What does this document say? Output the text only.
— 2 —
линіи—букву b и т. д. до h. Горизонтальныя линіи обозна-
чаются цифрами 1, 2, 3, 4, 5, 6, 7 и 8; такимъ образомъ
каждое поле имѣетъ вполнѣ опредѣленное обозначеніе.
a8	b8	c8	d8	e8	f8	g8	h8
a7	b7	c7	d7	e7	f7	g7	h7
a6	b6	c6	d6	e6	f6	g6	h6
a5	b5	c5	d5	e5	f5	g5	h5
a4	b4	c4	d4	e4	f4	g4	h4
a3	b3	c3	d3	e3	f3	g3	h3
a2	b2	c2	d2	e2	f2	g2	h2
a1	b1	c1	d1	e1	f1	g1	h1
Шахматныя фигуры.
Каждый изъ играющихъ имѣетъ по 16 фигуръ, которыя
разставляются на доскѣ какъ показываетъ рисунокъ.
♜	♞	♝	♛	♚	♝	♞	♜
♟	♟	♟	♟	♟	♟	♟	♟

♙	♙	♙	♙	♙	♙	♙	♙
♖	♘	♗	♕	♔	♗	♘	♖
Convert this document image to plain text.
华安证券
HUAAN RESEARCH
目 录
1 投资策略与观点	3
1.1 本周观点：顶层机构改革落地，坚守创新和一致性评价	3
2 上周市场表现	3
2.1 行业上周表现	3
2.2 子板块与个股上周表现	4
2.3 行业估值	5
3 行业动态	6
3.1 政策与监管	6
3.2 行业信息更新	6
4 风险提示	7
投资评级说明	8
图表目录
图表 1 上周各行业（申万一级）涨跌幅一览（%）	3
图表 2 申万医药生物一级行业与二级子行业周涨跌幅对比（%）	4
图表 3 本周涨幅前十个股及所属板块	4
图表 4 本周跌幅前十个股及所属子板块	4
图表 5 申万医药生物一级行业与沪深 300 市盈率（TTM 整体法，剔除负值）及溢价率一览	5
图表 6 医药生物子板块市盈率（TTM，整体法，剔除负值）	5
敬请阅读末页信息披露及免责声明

Task directions: In the listing, find all lines with the string "document" and copy them.

Answer to the exercise:
What does this document say? Output the text only.
Convert this document image to plain text.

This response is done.